## Entries:
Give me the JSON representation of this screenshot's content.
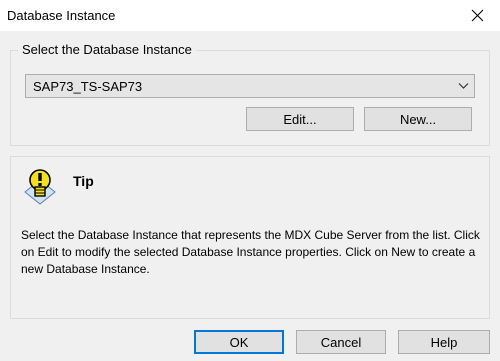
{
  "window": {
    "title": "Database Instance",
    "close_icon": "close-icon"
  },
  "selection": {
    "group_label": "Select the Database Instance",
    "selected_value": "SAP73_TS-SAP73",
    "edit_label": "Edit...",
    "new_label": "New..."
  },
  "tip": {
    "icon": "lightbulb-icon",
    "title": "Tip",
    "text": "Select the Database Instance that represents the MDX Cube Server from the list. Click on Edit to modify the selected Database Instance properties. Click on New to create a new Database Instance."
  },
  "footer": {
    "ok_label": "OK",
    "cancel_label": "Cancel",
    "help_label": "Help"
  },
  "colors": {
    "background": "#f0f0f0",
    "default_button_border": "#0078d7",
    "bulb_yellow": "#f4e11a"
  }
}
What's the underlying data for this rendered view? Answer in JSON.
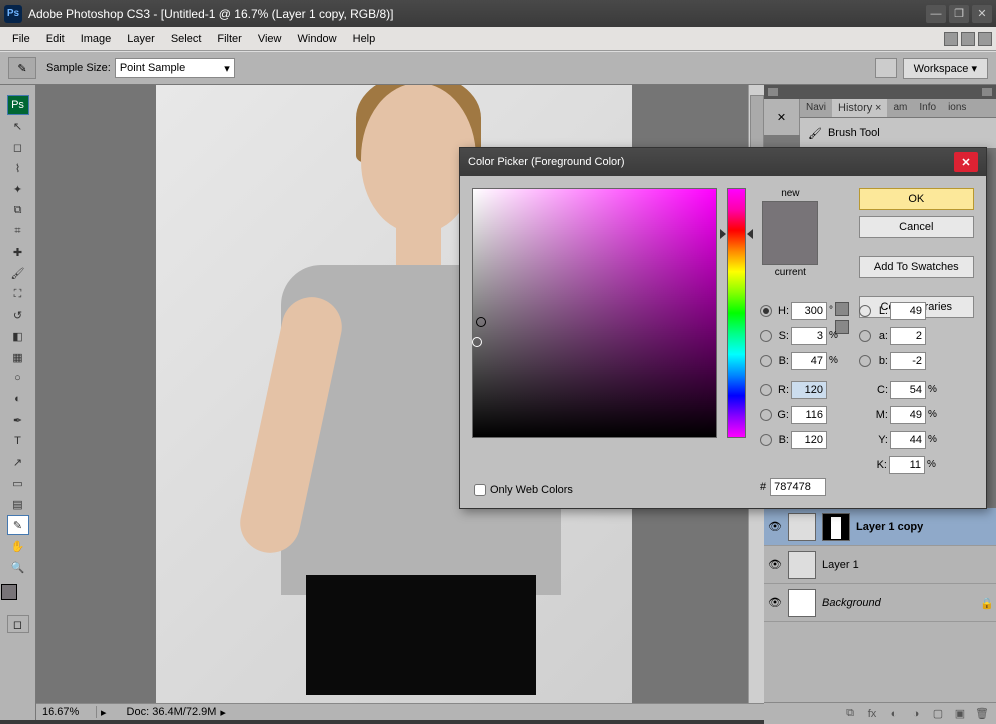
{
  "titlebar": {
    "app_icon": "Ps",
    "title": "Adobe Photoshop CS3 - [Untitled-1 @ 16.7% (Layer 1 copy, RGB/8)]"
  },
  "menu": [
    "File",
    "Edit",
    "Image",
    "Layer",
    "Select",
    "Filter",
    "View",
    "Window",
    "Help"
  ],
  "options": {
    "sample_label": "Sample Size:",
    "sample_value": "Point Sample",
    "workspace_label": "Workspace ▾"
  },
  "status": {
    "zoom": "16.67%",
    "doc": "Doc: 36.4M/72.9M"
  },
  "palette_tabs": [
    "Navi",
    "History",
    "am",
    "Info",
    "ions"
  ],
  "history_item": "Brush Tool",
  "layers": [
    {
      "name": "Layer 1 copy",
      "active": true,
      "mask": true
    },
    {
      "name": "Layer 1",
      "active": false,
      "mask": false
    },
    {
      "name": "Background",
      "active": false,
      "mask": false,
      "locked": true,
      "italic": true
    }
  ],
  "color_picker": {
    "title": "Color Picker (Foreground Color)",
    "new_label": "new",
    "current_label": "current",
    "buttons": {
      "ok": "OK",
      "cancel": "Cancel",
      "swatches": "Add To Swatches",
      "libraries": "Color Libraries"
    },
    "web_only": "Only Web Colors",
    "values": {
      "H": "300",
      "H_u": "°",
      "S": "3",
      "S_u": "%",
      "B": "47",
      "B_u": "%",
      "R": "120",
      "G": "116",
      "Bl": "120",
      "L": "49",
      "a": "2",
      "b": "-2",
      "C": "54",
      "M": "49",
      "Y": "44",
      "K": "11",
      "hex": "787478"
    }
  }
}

## Goal:
Look through the material and copy each line that has "Database".

## Response for this exercise:
    "title": "Database Instance",
    "group_label": "Select the Database Instance",
    "text": "Select the Database Instance that represents the MDX Cube Server from the list. Click on Edit to modify the selected Database Instance properties. Click on New to create a new Database Instance."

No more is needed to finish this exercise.